▶ **Written exercise**
Copy out every one of the following rows exactly as they appear, keeping each line unchanged.

▶ **Raw data**

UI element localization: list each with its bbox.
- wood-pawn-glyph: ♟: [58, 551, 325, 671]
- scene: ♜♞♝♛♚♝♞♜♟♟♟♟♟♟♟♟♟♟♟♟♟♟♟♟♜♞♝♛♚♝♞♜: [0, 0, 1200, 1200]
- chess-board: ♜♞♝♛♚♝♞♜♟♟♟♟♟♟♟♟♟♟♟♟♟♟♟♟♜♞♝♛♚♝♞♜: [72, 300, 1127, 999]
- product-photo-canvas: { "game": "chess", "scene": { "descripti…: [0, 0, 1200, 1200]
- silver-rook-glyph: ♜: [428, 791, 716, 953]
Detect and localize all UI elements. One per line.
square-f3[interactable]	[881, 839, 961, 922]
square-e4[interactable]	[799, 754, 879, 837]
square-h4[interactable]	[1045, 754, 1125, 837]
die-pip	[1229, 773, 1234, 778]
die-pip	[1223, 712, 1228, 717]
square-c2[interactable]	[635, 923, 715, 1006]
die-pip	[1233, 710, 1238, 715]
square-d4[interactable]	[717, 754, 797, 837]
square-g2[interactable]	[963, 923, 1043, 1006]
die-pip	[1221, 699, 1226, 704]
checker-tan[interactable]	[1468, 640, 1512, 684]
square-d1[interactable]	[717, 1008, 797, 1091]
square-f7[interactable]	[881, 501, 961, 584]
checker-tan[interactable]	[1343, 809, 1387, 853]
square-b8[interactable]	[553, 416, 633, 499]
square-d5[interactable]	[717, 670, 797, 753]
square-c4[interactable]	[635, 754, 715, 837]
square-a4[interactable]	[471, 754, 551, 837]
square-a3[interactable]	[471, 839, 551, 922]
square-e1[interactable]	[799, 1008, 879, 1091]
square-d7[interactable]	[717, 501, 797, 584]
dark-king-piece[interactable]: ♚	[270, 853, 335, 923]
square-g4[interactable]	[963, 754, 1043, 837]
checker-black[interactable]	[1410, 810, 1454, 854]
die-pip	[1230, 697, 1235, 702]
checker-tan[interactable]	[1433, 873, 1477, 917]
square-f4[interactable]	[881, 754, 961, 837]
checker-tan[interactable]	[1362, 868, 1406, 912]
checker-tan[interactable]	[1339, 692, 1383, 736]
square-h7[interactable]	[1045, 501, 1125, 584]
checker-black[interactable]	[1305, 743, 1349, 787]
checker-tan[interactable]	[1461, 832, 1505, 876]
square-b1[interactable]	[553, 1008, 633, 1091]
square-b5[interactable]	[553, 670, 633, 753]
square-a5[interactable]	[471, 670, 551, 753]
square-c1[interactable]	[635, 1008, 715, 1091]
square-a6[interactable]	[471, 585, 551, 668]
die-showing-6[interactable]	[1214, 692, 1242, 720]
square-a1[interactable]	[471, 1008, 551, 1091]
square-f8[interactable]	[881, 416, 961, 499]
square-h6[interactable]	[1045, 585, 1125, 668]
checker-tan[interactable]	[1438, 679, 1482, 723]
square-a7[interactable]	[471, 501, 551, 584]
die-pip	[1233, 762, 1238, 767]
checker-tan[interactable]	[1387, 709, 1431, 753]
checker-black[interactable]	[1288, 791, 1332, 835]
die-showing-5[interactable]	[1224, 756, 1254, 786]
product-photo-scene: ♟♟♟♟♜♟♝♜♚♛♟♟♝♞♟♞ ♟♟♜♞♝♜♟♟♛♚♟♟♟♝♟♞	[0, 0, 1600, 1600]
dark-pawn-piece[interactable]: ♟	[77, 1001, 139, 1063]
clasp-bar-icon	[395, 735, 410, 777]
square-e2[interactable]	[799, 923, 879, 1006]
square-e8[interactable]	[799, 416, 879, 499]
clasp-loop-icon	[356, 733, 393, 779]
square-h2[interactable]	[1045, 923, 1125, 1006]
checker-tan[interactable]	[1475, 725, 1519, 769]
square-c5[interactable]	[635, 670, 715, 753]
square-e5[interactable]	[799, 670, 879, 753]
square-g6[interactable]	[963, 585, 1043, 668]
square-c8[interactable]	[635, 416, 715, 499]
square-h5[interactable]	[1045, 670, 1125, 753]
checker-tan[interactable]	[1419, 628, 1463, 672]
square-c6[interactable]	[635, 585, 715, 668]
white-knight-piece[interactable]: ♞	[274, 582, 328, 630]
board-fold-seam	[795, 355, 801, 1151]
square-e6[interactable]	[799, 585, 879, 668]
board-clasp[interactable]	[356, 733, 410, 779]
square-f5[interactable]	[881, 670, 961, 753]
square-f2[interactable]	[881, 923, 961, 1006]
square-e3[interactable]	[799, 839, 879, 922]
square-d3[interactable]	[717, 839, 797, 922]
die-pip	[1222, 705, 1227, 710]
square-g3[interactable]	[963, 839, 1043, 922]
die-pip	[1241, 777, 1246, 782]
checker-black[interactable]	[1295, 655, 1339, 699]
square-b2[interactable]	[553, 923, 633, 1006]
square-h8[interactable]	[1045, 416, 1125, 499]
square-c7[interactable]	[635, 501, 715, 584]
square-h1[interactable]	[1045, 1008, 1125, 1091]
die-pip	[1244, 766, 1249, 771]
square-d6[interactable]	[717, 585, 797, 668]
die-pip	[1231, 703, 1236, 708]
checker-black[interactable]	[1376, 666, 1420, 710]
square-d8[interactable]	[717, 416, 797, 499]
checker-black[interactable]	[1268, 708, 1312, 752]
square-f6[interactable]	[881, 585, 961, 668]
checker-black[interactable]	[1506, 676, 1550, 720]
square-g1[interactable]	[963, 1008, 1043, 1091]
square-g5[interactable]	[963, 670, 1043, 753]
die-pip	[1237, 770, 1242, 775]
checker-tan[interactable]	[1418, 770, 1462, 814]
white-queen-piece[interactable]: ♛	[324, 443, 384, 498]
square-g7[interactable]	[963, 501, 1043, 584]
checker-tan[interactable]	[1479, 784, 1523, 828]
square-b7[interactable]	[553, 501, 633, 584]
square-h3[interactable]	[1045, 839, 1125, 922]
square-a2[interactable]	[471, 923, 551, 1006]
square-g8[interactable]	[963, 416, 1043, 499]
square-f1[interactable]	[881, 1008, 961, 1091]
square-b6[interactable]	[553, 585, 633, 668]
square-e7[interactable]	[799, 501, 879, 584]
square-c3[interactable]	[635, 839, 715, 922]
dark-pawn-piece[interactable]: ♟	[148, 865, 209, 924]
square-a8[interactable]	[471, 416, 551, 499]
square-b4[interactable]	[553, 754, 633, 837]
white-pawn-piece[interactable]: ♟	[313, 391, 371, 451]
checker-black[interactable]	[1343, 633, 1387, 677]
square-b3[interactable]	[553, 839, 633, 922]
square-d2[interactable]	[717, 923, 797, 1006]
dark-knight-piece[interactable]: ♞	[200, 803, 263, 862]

▶ **Right answer**
UI element localization: list each with its bbox.
- wood-pawn-glyph: ♟: [58, 551, 325, 671]
- scene: ♜♞♝♛♚♝♞♜♟♟♟♟♟♟♟♟♟♟♟♟♟♟♟♟♜♞♝♛♚♝♞♜: [0, 0, 1200, 1200]
- chess-board: ♜♞♝♛♚♝♞♜♟♟♟♟♟♟♟♟♟♟♟♟♟♟♟♟♜♞♝♛♚♝♞♜: [72, 300, 1127, 999]
- product-photo-canvas: { "game": "chess", "scene": { "descripti…: [0, 0, 1200, 1200]
- silver-rook-glyph: ♜: [428, 791, 716, 953]
Detect and localize all UI elements. One per line.
square-f3[interactable]	[881, 839, 961, 922]
square-e4[interactable]	[799, 754, 879, 837]
square-h4[interactable]	[1045, 754, 1125, 837]
die-pip	[1229, 773, 1234, 778]
die-pip	[1223, 712, 1228, 717]
square-c2[interactable]	[635, 923, 715, 1006]
die-pip	[1233, 710, 1238, 715]
square-d4[interactable]	[717, 754, 797, 837]
square-g2[interactable]	[963, 923, 1043, 1006]
die-pip	[1221, 699, 1226, 704]
checker-tan[interactable]	[1468, 640, 1512, 684]
square-d1[interactable]	[717, 1008, 797, 1091]
square-f7[interactable]	[881, 501, 961, 584]
checker-tan[interactable]	[1343, 809, 1387, 853]
square-b8[interactable]	[553, 416, 633, 499]
square-d5[interactable]	[717, 670, 797, 753]
square-c4[interactable]	[635, 754, 715, 837]
square-a4[interactable]	[471, 754, 551, 837]
square-a3[interactable]	[471, 839, 551, 922]
square-e1[interactable]	[799, 1008, 879, 1091]
square-d7[interactable]	[717, 501, 797, 584]
dark-king-piece[interactable]: ♚	[270, 853, 335, 923]
square-g4[interactable]	[963, 754, 1043, 837]
checker-black[interactable]	[1410, 810, 1454, 854]
die-pip	[1230, 697, 1235, 702]
checker-tan[interactable]	[1433, 873, 1477, 917]
square-f4[interactable]	[881, 754, 961, 837]
checker-tan[interactable]	[1362, 868, 1406, 912]
checker-tan[interactable]	[1339, 692, 1383, 736]
square-h7[interactable]	[1045, 501, 1125, 584]
checker-black[interactable]	[1305, 743, 1349, 787]
checker-tan[interactable]	[1461, 832, 1505, 876]
square-b1[interactable]	[553, 1008, 633, 1091]
square-b5[interactable]	[553, 670, 633, 753]
square-a5[interactable]	[471, 670, 551, 753]
square-c1[interactable]	[635, 1008, 715, 1091]
square-a6[interactable]	[471, 585, 551, 668]
die-showing-6[interactable]	[1214, 692, 1242, 720]
square-a1[interactable]	[471, 1008, 551, 1091]
square-f8[interactable]	[881, 416, 961, 499]
square-h6[interactable]	[1045, 585, 1125, 668]
checker-tan[interactable]	[1438, 679, 1482, 723]
square-a7[interactable]	[471, 501, 551, 584]
die-pip	[1233, 762, 1238, 767]
checker-tan[interactable]	[1387, 709, 1431, 753]
checker-black[interactable]	[1288, 791, 1332, 835]
die-showing-5[interactable]	[1224, 756, 1254, 786]
product-photo-scene: ♟♟♟♟♜♟♝♜♚♛♟♟♝♞♟♞ ♟♟♜♞♝♜♟♟♛♚♟♟♟♝♟♞	[0, 0, 1600, 1600]
dark-pawn-piece[interactable]: ♟	[77, 1001, 139, 1063]
clasp-bar-icon	[395, 735, 410, 777]
square-e2[interactable]	[799, 923, 879, 1006]
square-e8[interactable]	[799, 416, 879, 499]
clasp-loop-icon	[356, 733, 393, 779]
square-h2[interactable]	[1045, 923, 1125, 1006]
checker-tan[interactable]	[1475, 725, 1519, 769]
square-c5[interactable]	[635, 670, 715, 753]
square-e5[interactable]	[799, 670, 879, 753]
square-g6[interactable]	[963, 585, 1043, 668]
square-c8[interactable]	[635, 416, 715, 499]
square-h5[interactable]	[1045, 670, 1125, 753]
checker-tan[interactable]	[1419, 628, 1463, 672]
square-c6[interactable]	[635, 585, 715, 668]
white-knight-piece[interactable]: ♞	[274, 582, 328, 630]
board-fold-seam	[795, 355, 801, 1151]
square-e6[interactable]	[799, 585, 879, 668]
board-clasp[interactable]	[356, 733, 410, 779]
square-f5[interactable]	[881, 670, 961, 753]
square-f2[interactable]	[881, 923, 961, 1006]
square-e3[interactable]	[799, 839, 879, 922]
square-d3[interactable]	[717, 839, 797, 922]
die-pip	[1222, 705, 1227, 710]
square-g3[interactable]	[963, 839, 1043, 922]
die-pip	[1241, 777, 1246, 782]
checker-black[interactable]	[1295, 655, 1339, 699]
square-b2[interactable]	[553, 923, 633, 1006]
square-h8[interactable]	[1045, 416, 1125, 499]
square-c7[interactable]	[635, 501, 715, 584]
square-h1[interactable]	[1045, 1008, 1125, 1091]
die-pip	[1244, 766, 1249, 771]
square-d6[interactable]	[717, 585, 797, 668]
die-pip	[1231, 703, 1236, 708]
checker-black[interactable]	[1376, 666, 1420, 710]
square-d8[interactable]	[717, 416, 797, 499]
checker-black[interactable]	[1268, 708, 1312, 752]
square-f6[interactable]	[881, 585, 961, 668]
checker-black[interactable]	[1506, 676, 1550, 720]
square-g1[interactable]	[963, 1008, 1043, 1091]
square-g5[interactable]	[963, 670, 1043, 753]
die-pip	[1237, 770, 1242, 775]
checker-tan[interactable]	[1418, 770, 1462, 814]
white-queen-piece[interactable]: ♛	[324, 443, 384, 498]
square-g7[interactable]	[963, 501, 1043, 584]
checker-tan[interactable]	[1479, 784, 1523, 828]
square-b7[interactable]	[553, 501, 633, 584]
square-h3[interactable]	[1045, 839, 1125, 922]
square-a2[interactable]	[471, 923, 551, 1006]
square-g8[interactable]	[963, 416, 1043, 499]
square-f1[interactable]	[881, 1008, 961, 1091]
square-b6[interactable]	[553, 585, 633, 668]
square-e7[interactable]	[799, 501, 879, 584]
square-c3[interactable]	[635, 839, 715, 922]
dark-pawn-piece[interactable]: ♟	[148, 865, 209, 924]
square-a8[interactable]	[471, 416, 551, 499]
square-b4[interactable]	[553, 754, 633, 837]
white-pawn-piece[interactable]: ♟	[313, 391, 371, 451]
checker-black[interactable]	[1343, 633, 1387, 677]
square-b3[interactable]	[553, 839, 633, 922]
square-d2[interactable]	[717, 923, 797, 1006]
dark-knight-piece[interactable]: ♞	[200, 803, 263, 862]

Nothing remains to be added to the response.